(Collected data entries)
———
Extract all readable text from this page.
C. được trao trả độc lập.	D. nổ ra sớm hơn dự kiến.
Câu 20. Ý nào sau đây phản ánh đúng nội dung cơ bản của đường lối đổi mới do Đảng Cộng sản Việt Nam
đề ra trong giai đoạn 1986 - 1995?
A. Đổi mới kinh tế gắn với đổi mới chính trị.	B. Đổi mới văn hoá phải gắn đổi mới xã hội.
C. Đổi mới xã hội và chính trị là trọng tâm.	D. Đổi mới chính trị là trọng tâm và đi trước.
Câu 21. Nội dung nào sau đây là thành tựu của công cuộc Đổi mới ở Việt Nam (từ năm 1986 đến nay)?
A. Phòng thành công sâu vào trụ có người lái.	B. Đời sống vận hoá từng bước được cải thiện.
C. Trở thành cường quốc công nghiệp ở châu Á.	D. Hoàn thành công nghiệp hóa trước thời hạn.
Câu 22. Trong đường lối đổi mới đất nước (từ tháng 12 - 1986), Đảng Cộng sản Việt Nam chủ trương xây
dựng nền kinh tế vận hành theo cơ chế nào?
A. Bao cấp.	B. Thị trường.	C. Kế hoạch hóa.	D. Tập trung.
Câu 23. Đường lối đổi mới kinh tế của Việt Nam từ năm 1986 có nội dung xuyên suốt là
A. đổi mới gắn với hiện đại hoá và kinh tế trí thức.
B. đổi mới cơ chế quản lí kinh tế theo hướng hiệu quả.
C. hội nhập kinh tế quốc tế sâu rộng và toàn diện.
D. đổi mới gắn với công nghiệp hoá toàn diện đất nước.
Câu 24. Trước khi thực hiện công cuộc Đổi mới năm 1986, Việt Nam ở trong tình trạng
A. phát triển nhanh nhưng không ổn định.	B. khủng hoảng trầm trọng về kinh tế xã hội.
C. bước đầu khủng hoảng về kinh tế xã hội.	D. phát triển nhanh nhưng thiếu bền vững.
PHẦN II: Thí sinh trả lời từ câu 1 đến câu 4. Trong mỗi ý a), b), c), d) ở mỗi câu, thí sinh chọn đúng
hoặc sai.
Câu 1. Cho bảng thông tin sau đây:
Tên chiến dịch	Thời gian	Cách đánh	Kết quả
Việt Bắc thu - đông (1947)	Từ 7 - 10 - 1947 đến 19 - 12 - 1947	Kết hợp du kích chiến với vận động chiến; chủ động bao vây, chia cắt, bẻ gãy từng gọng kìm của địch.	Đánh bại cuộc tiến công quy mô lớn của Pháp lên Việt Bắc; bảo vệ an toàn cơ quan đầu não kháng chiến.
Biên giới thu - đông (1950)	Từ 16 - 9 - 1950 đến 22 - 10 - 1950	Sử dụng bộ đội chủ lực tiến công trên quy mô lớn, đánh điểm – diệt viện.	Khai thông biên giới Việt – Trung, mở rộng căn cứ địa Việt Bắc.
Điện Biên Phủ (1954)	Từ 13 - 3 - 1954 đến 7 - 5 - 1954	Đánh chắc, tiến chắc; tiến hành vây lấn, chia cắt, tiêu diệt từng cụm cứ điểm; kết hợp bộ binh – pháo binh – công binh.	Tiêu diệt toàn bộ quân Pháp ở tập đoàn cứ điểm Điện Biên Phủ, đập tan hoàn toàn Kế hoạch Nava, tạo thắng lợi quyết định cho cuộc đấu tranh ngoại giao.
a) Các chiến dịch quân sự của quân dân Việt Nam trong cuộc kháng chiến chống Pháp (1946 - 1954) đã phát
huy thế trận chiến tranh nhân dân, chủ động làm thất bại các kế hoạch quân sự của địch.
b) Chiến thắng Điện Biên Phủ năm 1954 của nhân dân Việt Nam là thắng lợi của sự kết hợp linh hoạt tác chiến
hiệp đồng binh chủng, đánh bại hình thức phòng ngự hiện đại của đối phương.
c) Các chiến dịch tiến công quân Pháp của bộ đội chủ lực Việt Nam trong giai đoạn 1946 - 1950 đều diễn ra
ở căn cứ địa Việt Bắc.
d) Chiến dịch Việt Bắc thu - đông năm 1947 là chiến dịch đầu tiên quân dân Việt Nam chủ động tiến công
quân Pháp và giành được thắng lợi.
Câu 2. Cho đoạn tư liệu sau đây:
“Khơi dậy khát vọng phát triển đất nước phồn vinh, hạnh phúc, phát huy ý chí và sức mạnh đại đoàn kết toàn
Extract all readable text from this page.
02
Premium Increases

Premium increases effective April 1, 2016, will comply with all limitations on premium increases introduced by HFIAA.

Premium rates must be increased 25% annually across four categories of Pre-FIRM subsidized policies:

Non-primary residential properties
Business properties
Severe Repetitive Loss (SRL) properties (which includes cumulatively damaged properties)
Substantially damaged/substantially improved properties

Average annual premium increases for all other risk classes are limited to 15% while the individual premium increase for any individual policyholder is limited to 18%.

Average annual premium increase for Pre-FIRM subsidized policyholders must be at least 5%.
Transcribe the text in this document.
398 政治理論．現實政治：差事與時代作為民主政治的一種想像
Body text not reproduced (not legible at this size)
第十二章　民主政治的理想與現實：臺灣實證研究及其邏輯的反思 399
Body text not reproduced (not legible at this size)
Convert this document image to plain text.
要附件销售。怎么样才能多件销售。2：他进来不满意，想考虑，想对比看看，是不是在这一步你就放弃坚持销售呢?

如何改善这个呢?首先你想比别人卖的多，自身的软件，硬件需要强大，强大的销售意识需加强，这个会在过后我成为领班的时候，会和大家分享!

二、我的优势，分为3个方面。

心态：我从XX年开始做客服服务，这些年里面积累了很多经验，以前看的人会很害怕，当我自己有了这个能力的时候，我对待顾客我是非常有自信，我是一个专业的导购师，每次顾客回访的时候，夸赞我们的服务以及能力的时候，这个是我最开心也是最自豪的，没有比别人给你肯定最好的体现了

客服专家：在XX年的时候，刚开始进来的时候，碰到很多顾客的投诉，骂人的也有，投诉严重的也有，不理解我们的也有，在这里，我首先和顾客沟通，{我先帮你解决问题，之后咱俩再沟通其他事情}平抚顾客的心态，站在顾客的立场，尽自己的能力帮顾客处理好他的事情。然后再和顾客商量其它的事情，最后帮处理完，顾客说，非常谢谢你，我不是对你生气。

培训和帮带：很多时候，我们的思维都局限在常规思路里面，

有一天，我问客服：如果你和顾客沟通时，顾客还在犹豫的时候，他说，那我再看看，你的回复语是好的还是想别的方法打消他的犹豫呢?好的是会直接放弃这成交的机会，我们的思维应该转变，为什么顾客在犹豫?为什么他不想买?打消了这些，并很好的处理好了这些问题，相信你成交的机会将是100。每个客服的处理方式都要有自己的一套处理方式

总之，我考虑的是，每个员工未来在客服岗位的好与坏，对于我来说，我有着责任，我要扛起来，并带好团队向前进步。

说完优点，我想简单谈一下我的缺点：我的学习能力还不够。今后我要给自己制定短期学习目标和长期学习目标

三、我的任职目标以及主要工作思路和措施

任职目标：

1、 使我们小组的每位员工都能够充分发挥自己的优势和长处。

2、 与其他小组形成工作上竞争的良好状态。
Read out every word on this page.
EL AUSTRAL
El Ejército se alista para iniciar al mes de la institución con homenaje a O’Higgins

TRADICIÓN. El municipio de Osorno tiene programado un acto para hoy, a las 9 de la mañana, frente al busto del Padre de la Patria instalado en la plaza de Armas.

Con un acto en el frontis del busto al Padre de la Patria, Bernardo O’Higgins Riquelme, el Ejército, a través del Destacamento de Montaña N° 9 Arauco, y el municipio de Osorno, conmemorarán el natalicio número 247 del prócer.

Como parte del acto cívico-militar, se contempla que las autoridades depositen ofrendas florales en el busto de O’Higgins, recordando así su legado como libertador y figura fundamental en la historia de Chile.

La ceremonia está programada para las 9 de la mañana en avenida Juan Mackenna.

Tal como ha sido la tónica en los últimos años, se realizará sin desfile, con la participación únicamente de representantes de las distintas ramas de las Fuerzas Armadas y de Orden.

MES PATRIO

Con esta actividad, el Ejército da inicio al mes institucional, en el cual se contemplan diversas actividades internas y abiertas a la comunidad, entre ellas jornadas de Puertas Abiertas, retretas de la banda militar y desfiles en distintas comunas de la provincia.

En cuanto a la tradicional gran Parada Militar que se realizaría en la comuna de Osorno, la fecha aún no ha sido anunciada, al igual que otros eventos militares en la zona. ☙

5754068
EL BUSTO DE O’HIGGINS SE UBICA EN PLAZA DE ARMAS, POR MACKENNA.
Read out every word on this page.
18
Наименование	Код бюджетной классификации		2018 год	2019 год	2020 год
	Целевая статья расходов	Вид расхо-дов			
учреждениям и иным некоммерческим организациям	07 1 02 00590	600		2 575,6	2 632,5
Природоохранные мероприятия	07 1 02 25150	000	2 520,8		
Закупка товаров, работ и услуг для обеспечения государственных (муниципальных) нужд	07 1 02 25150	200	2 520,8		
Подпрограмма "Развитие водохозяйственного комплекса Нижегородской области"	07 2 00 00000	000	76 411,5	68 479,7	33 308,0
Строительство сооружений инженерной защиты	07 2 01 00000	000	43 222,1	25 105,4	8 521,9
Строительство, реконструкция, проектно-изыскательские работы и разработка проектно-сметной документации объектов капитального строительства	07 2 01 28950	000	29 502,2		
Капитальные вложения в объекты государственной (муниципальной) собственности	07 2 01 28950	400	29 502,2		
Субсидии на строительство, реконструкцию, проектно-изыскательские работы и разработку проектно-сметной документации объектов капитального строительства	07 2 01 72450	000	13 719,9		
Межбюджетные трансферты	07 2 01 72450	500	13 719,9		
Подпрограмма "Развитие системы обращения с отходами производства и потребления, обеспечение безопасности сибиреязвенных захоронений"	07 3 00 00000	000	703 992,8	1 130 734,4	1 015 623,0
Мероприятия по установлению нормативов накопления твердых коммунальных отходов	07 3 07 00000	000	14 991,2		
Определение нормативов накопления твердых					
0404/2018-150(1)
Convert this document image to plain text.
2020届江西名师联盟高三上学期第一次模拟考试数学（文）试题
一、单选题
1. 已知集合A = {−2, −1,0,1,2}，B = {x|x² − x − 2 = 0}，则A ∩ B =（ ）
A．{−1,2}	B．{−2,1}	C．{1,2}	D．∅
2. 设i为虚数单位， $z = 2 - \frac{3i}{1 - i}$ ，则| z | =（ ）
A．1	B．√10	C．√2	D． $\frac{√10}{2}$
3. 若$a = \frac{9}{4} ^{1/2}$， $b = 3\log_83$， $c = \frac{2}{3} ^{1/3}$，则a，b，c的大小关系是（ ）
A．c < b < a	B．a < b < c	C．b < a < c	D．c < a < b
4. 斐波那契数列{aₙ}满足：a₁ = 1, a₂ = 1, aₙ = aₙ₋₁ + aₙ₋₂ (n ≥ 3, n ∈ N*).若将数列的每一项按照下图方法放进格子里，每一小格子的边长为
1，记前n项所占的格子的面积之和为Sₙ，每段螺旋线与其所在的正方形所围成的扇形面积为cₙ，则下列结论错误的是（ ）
———
- Directions for this task -
Looking at the records above, report how many lines contain the word "nhưng". Answer with the number only.

- Finished exercise -
2